## Prompt
Reproduce all records verbatim.

## Information given
══════

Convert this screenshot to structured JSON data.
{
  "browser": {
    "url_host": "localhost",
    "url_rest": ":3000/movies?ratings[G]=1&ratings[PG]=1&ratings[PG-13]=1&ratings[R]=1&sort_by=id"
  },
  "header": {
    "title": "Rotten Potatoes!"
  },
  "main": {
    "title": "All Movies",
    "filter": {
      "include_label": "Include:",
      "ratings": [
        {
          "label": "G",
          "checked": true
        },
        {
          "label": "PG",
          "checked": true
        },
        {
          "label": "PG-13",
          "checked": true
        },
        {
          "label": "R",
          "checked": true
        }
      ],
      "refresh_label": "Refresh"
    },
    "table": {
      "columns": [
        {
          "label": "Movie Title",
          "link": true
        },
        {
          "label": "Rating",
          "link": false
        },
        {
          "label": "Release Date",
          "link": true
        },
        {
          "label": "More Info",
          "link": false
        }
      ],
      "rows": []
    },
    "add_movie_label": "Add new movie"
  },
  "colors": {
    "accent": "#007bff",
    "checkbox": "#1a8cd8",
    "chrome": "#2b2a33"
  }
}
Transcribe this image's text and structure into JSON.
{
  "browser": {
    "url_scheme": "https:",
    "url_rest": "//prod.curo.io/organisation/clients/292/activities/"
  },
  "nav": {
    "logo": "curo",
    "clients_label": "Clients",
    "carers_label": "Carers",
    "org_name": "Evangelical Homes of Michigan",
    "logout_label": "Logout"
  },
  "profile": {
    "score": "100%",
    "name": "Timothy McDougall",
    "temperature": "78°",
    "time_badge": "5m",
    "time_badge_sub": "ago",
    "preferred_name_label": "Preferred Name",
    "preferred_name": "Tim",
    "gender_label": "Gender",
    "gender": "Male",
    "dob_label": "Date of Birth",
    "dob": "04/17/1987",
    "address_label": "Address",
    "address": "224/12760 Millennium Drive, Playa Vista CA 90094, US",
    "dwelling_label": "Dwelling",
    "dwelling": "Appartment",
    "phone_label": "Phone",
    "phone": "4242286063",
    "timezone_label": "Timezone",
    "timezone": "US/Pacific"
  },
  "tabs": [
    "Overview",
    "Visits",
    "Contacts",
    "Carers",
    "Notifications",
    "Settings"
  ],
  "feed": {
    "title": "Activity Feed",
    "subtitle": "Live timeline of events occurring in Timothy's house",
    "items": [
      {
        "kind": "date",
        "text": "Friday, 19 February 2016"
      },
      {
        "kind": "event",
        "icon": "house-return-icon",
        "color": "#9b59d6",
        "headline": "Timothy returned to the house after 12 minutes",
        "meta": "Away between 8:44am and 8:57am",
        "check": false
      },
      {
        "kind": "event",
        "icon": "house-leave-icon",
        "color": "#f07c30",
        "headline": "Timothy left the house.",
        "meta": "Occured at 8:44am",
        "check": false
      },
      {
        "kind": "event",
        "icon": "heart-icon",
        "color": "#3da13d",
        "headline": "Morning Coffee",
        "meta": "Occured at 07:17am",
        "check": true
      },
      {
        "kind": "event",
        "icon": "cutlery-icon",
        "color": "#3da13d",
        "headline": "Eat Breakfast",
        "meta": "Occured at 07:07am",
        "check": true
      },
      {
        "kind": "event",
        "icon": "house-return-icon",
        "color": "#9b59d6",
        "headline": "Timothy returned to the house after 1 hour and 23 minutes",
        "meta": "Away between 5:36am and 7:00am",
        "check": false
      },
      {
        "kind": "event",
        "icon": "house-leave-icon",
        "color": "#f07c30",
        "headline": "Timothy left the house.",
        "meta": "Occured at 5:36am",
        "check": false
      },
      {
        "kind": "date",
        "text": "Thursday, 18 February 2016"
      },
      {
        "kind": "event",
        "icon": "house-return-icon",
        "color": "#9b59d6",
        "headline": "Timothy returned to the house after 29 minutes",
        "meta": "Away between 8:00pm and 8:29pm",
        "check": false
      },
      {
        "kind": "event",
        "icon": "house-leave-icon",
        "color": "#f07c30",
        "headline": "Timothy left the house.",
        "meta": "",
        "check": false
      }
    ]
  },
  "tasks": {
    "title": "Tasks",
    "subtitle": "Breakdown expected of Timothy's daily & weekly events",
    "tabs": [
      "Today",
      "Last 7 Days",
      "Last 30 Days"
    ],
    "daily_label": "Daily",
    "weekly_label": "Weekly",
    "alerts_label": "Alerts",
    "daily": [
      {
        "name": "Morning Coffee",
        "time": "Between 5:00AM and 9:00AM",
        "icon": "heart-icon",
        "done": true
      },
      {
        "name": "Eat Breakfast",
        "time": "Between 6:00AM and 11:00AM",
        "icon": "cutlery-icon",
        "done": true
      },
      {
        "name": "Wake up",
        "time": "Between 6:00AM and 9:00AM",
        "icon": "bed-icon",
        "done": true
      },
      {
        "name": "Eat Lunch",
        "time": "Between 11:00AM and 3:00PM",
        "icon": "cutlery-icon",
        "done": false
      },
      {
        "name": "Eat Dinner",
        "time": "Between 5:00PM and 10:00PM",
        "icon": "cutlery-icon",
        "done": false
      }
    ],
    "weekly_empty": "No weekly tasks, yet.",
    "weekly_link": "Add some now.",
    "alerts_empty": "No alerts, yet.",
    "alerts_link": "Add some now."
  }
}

══════

## Written answer
Convert this screenshot to structured JSON data.
{
  "browser": {
    "url_host": "localhost",
    "url_rest": ":3000/movies?ratings[G]=1&ratings[PG]=1&ratings[PG-13]=1&ratings[R]=1&sort_by=id"
  },
  "header": {
    "title": "Rotten Potatoes!"
  },
  "main": {
    "title": "All Movies",
    "filter": {
      "include_label": "Include:",
      "ratings": [
        {
          "label": "G",
          "checked": true
        },
        {
          "label": "PG",
          "checked": true
        },
        {
          "label": "PG-13",
          "checked": true
        },
        {
          "label": "R",
          "checked": true
        }
      ],
      "refresh_label": "Refresh"
    },
    "table": {
      "columns": [
        {
          "label": "Movie Title",
          "link": true
        },
        {
          "label": "Rating",
          "link": false
        },
        {
          "label": "Release Date",
          "link": true
        },
        {
          "label": "More Info",
          "link": false
        }
      ],
      "rows": []
    },
    "add_movie_label": "Add new movie"
  },
  "colors": {
    "accent": "#007bff",
    "checkbox": "#1a8cd8",
    "chrome": "#2b2a33"
  }
}
Transcribe this image's text and structure into JSON.
{
  "browser": {
    "url_scheme": "https:",
    "url_rest": "//prod.curo.io/organisation/clients/292/activities/"
  },
  "nav": {
    "logo": "curo",
    "clients_label": "Clients",
    "carers_label": "Carers",
    "org_name": "Evangelical Homes of Michigan",
    "logout_label": "Logout"
  },
  "profile": {
    "score": "100%",
    "name": "Timothy McDougall",
    "temperature": "78°",
    "time_badge": "5m",
    "time_badge_sub": "ago",
    "preferred_name_label": "Preferred Name",
    "preferred_name": "Tim",
    "gender_label": "Gender",
    "gender": "Male",
    "dob_label": "Date of Birth",
    "dob": "04/17/1987",
    "address_label": "Address",
    "address": "224/12760 Millennium Drive, Playa Vista CA 90094, US",
    "dwelling_label": "Dwelling",
    "dwelling": "Appartment",
    "phone_label": "Phone",
    "phone": "4242286063",
    "timezone_label": "Timezone",
    "timezone": "US/Pacific"
  },
  "tabs": [
    "Overview",
    "Visits",
    "Contacts",
    "Carers",
    "Notifications",
    "Settings"
  ],
  "feed": {
    "title": "Activity Feed",
    "subtitle": "Live timeline of events occurring in Timothy's house",
    "items": [
      {
        "kind": "date",
        "text": "Friday, 19 February 2016"
      },
      {
        "kind": "event",
        "icon": "house-return-icon",
        "color": "#9b59d6",
        "headline": "Timothy returned to the house after 12 minutes",
        "meta": "Away between 8:44am and 8:57am",
        "check": false
      },
      {
        "kind": "event",
        "icon": "house-leave-icon",
        "color": "#f07c30",
        "headline": "Timothy left the house.",
        "meta": "Occured at 8:44am",
        "check": false
      },
      {
        "kind": "event",
        "icon": "heart-icon",
        "color": "#3da13d",
        "headline": "Morning Coffee",
        "meta": "Occured at 07:17am",
        "check": true
      },
      {
        "kind": "event",
        "icon": "cutlery-icon",
        "color": "#3da13d",
        "headline": "Eat Breakfast",
        "meta": "Occured at 07:07am",
        "check": true
      },
      {
        "kind": "event",
        "icon": "house-return-icon",
        "color": "#9b59d6",
        "headline": "Timothy returned to the house after 1 hour and 23 minutes",
        "meta": "Away between 5:36am and 7:00am",
        "check": false
      },
      {
        "kind": "event",
        "icon": "house-leave-icon",
        "color": "#f07c30",
        "headline": "Timothy left the house.",
        "meta": "Occured at 5:36am",
        "check": false
      },
      {
        "kind": "date",
        "text": "Thursday, 18 February 2016"
      },
      {
        "kind": "event",
        "icon": "house-return-icon",
        "color": "#9b59d6",
        "headline": "Timothy returned to the house after 29 minutes",
        "meta": "Away between 8:00pm and 8:29pm",
        "check": false
      },
      {
        "kind": "event",
        "icon": "house-leave-icon",
        "color": "#f07c30",
        "headline": "Timothy left the house.",
        "meta": "",
        "check": false
      }
    ]
  },
  "tasks": {
    "title": "Tasks",
    "subtitle": "Breakdown expected of Timothy's daily & weekly events",
    "tabs": [
      "Today",
      "Last 7 Days",
      "Last 30 Days"
    ],
    "daily_label": "Daily",
    "weekly_label": "Weekly",
    "alerts_label": "Alerts",
    "daily": [
      {
        "name": "Morning Coffee",
        "time": "Between 5:00AM and 9:00AM",
        "icon": "heart-icon",
        "done": true
      },
      {
        "name": "Eat Breakfast",
        "time": "Between 6:00AM and 11:00AM",
        "icon": "cutlery-icon",
        "done": true
      },
      {
        "name": "Wake up",
        "time": "Between 6:00AM and 9:00AM",
        "icon": "bed-icon",
        "done": true
      },
      {
        "name": "Eat Lunch",
        "time": "Between 11:00AM and 3:00PM",
        "icon": "cutlery-icon",
        "done": false
      },
      {
        "name": "Eat Dinner",
        "time": "Between 5:00PM and 10:00PM",
        "icon": "cutlery-icon",
        "done": false
      }
    ],
    "weekly_empty": "No weekly tasks, yet.",
    "weekly_link": "Add some now.",
    "alerts_empty": "No alerts, yet.",
    "alerts_link": "Add some now."
  }
}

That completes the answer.